How many of these lines hold the string "scale"? Answer with the number only.

▶ _INFORMATION PROVIDED_:
#####
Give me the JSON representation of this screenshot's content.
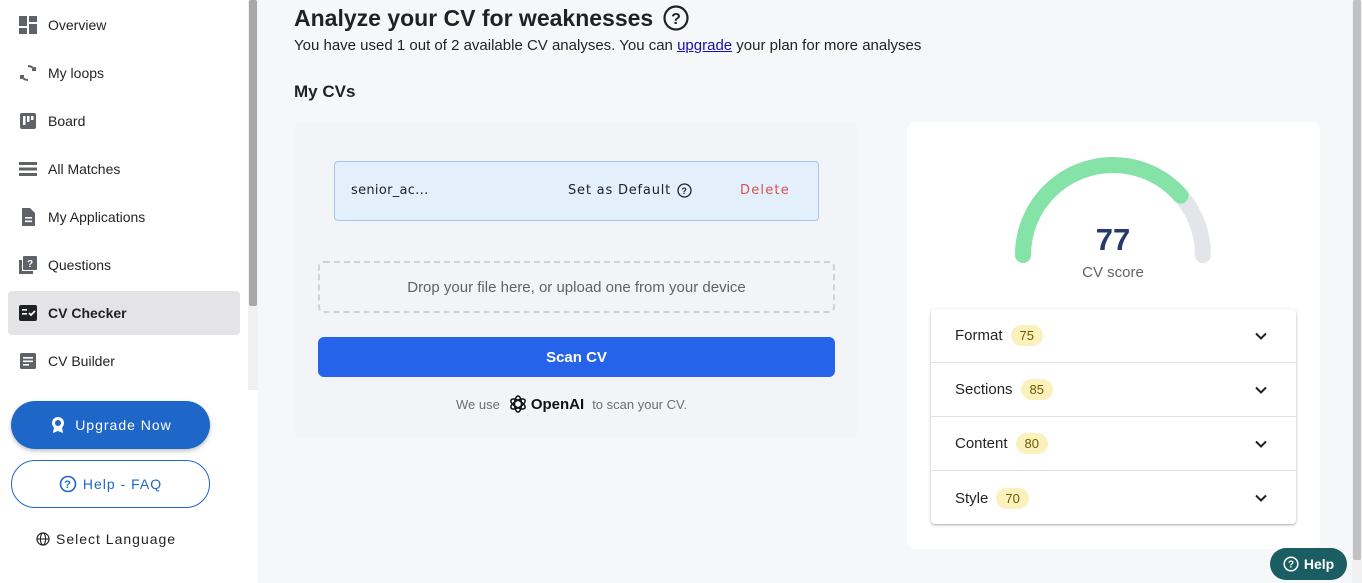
{
  "sidebar": {
    "items": [
      {
        "label": "Overview",
        "icon": "dashboard-icon"
      },
      {
        "label": "My loops",
        "icon": "loop-icon"
      },
      {
        "label": "Board",
        "icon": "board-icon"
      },
      {
        "label": "All Matches",
        "icon": "list-icon"
      },
      {
        "label": "My Applications",
        "icon": "document-icon"
      },
      {
        "label": "Questions",
        "icon": "question-icon"
      },
      {
        "label": "CV Checker",
        "icon": "checklist-icon",
        "active": true
      },
      {
        "label": "CV Builder",
        "icon": "form-icon"
      }
    ],
    "upgrade_label": "Upgrade Now",
    "help_faq_label": "Help - FAQ",
    "language_label": "Select Language"
  },
  "main": {
    "title": "Analyze your CV for weaknesses",
    "subtitle_prefix": "You have used 1 out of 2 available CV analyses. You can ",
    "subtitle_link": "upgrade",
    "subtitle_suffix": " your plan for more analyses",
    "section_title": "My CVs"
  },
  "cv": {
    "name": "senior_ac...",
    "set_default_label": "Set as Default",
    "delete_label": "Delete",
    "dropzone_text": "Drop your file here, or upload one from your device",
    "scan_label": "Scan CV",
    "note_prefix": "We use",
    "note_brand": "OpenAI",
    "note_suffix": "to scan your CV."
  },
  "score": {
    "value": "77",
    "fraction": 0.77,
    "label": "CV score",
    "breakdown": [
      {
        "label": "Format",
        "score": "75"
      },
      {
        "label": "Sections",
        "score": "85"
      },
      {
        "label": "Content",
        "score": "80"
      },
      {
        "label": "Style",
        "score": "70"
      }
    ]
  },
  "help_button": "Help",
  "colors": {
    "accent": "#1f66c9",
    "scan": "#2563eb",
    "gauge_fill": "#86e3a7",
    "gauge_track": "#e4e5e8",
    "delete": "#d9534f"
  }
}
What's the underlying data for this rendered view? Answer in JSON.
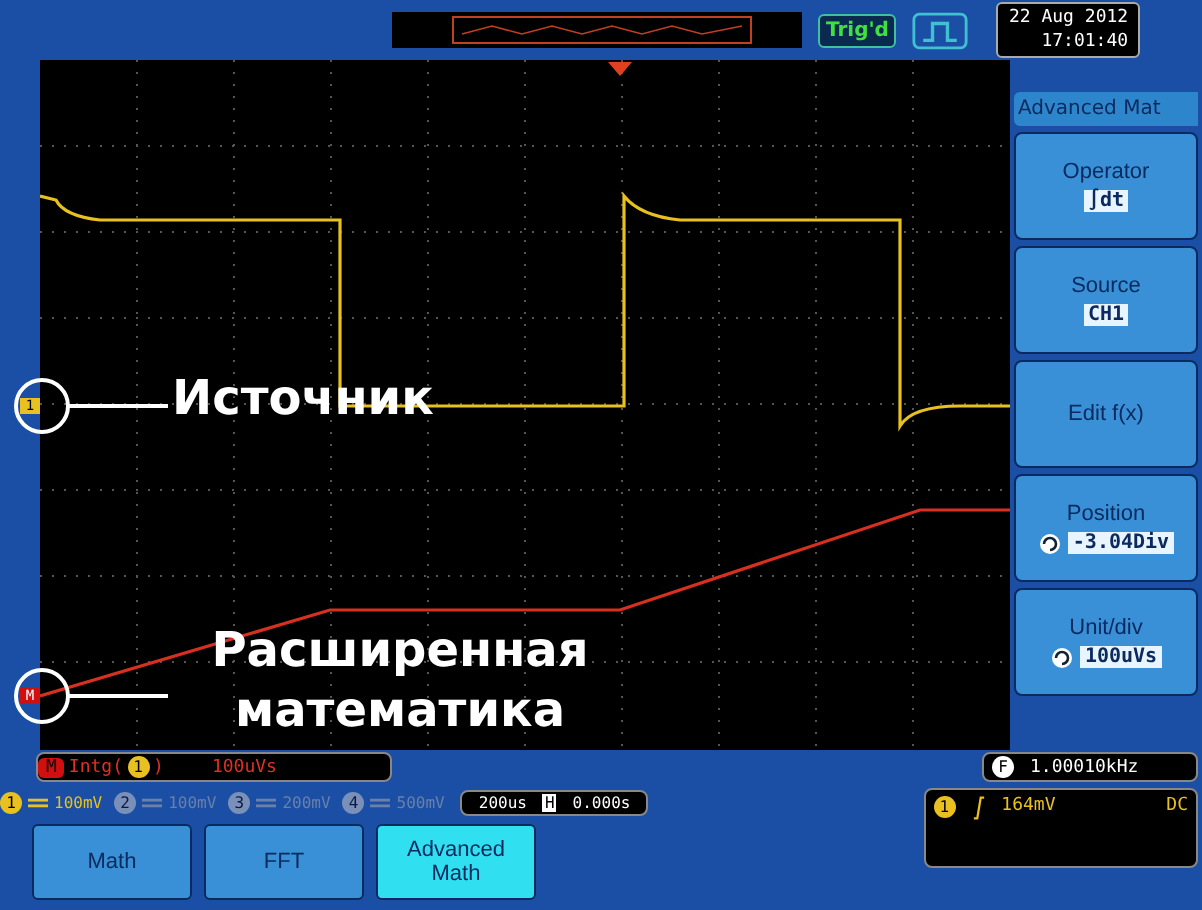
{
  "top_bar": {
    "trigger_status": "Trig'd",
    "date": "22 Aug 2012",
    "time": "17:01:40"
  },
  "markers": [
    {
      "label": "1",
      "color": "#e8c020"
    },
    {
      "label": "M",
      "color": "#d01010"
    }
  ],
  "annotations": [
    "Источник",
    "Расширенная математика"
  ],
  "side_menu": {
    "title": "Advanced Mat",
    "items": [
      {
        "label": "Operator",
        "value": "∫dt",
        "knob": false
      },
      {
        "label": "Source",
        "value": "CH1",
        "knob": false
      },
      {
        "label": "Edit f(x)"
      },
      {
        "label": "Position",
        "value": "-3.04Div",
        "knob": true
      },
      {
        "label": "Unit/div",
        "value": "100uVs",
        "knob": true
      }
    ]
  },
  "math_status": {
    "badge": "M",
    "function": "Intg(",
    "source": "1",
    "close": ")",
    "scale": "100uVs"
  },
  "frequency": {
    "badge": "F",
    "value": "1.00010kHz"
  },
  "channels": [
    {
      "number": "1",
      "scale": "100mV",
      "on": true
    },
    {
      "number": "2",
      "scale": "100mV",
      "on": false
    },
    {
      "number": "3",
      "scale": "200mV",
      "on": false
    },
    {
      "number": "4",
      "scale": "500mV",
      "on": false
    }
  ],
  "timebase": {
    "scale": "200us",
    "badge": "H",
    "position": "0.000s"
  },
  "trigger": {
    "source": "1",
    "level": "164mV",
    "coupling": "DC"
  },
  "softkeys": [
    {
      "label": "Math",
      "selected": false
    },
    {
      "label": "FFT",
      "selected": false
    },
    {
      "label": "Advanced Math",
      "selected": true
    }
  ]
}
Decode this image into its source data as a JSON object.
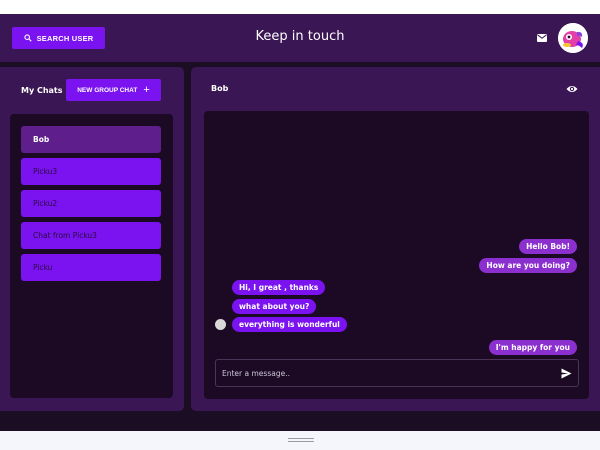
{
  "header": {
    "search_label": "SEARCH USER",
    "title": "Keep in touch"
  },
  "sidebar": {
    "heading": "My Chats",
    "new_group_label": "NEW GROUP CHAT",
    "chats": [
      {
        "label": "Bob",
        "active": true
      },
      {
        "label": "Picku3",
        "active": false
      },
      {
        "label": "Picku2",
        "active": false
      },
      {
        "label": "Chat from Picku3",
        "active": false
      },
      {
        "label": "Picku",
        "active": false
      }
    ]
  },
  "chat": {
    "title": "Bob",
    "messages": [
      {
        "text": "Hello Bob!",
        "sender": "me"
      },
      {
        "text": "How are you doing?",
        "sender": "me"
      },
      {
        "text": "Hi, I great , thanks",
        "sender": "other"
      },
      {
        "text": "what about you?",
        "sender": "other"
      },
      {
        "text": "everything is wonderful",
        "sender": "other"
      },
      {
        "text": "I'm happy for you",
        "sender": "me"
      }
    ],
    "input_placeholder": "Enter a message.."
  },
  "colors": {
    "accent": "#7a13f0",
    "panel": "#3b1654",
    "background": "#1b0d24",
    "selected_chat": "#5e1f8c"
  },
  "icons": [
    "search-icon",
    "mail-icon",
    "avatar",
    "plus-icon",
    "eye-icon",
    "send-icon",
    "drag-handle-icon"
  ]
}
#####
▶ _EXERCISE SOLUTION_: 6